Extracted data entries
%%

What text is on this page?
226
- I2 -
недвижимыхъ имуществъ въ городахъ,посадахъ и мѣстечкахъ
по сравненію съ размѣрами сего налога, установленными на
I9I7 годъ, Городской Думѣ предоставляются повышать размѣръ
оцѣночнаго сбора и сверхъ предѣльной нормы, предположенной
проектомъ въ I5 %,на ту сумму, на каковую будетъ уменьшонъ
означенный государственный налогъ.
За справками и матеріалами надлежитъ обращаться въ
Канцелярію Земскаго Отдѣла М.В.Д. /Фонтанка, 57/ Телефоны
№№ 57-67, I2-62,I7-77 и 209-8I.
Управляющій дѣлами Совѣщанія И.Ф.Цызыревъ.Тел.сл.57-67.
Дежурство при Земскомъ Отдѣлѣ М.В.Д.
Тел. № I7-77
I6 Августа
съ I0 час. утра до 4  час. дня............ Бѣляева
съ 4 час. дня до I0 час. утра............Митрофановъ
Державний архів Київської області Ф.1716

%%

Stated goal: Check each line of the records for the word "утра" and extract those that contain it.

Output:
съ I0 час. утра до 4  час. дня............ Бѣляева
съ 4 час. дня до I0 час. утра............Митрофановъ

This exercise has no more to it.